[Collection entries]

§ §

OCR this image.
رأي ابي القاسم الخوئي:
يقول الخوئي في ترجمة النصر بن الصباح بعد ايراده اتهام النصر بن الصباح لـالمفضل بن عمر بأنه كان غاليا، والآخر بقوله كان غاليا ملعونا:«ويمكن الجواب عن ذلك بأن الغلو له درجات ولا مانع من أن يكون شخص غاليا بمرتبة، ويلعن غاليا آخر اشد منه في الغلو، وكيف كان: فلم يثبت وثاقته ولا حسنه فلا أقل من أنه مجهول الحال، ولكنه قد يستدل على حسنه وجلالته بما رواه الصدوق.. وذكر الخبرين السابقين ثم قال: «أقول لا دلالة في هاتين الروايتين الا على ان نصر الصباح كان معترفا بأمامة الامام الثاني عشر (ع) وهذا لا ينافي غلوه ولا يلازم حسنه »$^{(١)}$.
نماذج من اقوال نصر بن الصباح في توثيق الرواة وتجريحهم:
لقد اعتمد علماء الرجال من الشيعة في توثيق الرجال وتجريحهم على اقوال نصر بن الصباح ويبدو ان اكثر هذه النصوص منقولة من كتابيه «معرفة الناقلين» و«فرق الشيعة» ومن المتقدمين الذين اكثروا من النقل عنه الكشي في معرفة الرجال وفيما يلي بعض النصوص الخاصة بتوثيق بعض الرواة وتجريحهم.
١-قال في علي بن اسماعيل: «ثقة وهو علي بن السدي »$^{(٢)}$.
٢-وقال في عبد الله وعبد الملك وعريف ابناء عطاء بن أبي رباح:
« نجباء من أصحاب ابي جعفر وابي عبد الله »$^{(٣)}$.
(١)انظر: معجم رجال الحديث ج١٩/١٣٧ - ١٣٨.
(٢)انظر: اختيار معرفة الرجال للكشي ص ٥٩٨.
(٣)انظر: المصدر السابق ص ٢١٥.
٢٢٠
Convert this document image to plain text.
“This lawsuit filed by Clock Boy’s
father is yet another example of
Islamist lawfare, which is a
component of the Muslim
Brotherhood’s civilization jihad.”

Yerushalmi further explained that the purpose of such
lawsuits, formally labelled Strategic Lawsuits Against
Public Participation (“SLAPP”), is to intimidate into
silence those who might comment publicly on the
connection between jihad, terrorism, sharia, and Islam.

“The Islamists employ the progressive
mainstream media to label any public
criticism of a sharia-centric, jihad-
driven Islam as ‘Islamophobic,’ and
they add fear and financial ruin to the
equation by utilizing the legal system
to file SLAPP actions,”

§ §

* _GIVEN INSTRUCTION_
Pull every line holding "jihad" out of the records.

* _FINAL RESULT_
Brotherhood’s civilization jihad.”
connection between jihad, terrorism, sharia, and Islam.
criticism of a sharia-centric, jihad-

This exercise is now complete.